##### Record excerpts #####

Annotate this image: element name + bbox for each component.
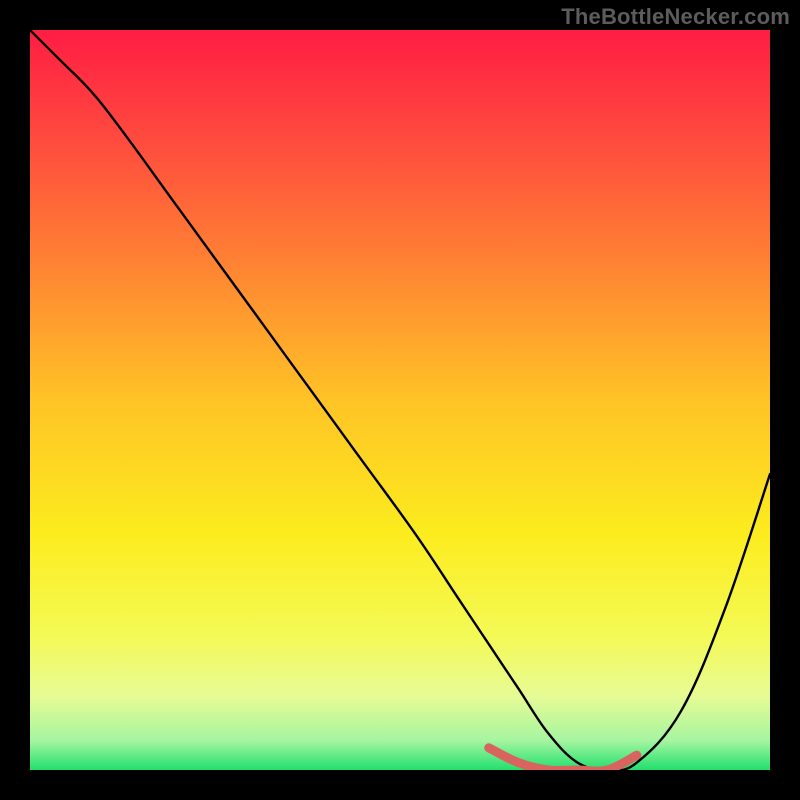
chart-svg [30,30,770,770]
chart-frame: TheBottleNecker.com [0,0,800,800]
watermark-text: TheBottleNecker.com [561,4,790,30]
plot-area [30,30,770,770]
gradient-background [30,30,770,770]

#####

◆ **What is needed**
Rewrite the listing above, changing "bbox" to "bounding box" and keeping everything else the same. Leave the pictures out of your answer.

◆ **Solution for this problem**
Annotate this image: element name + bounding box for each component.
chart-svg [30,30,770,770]
chart-frame: TheBottleNecker.com [0,0,800,800]
watermark-text: TheBottleNecker.com [561,4,790,30]
plot-area [30,30,770,770]
gradient-background [30,30,770,770]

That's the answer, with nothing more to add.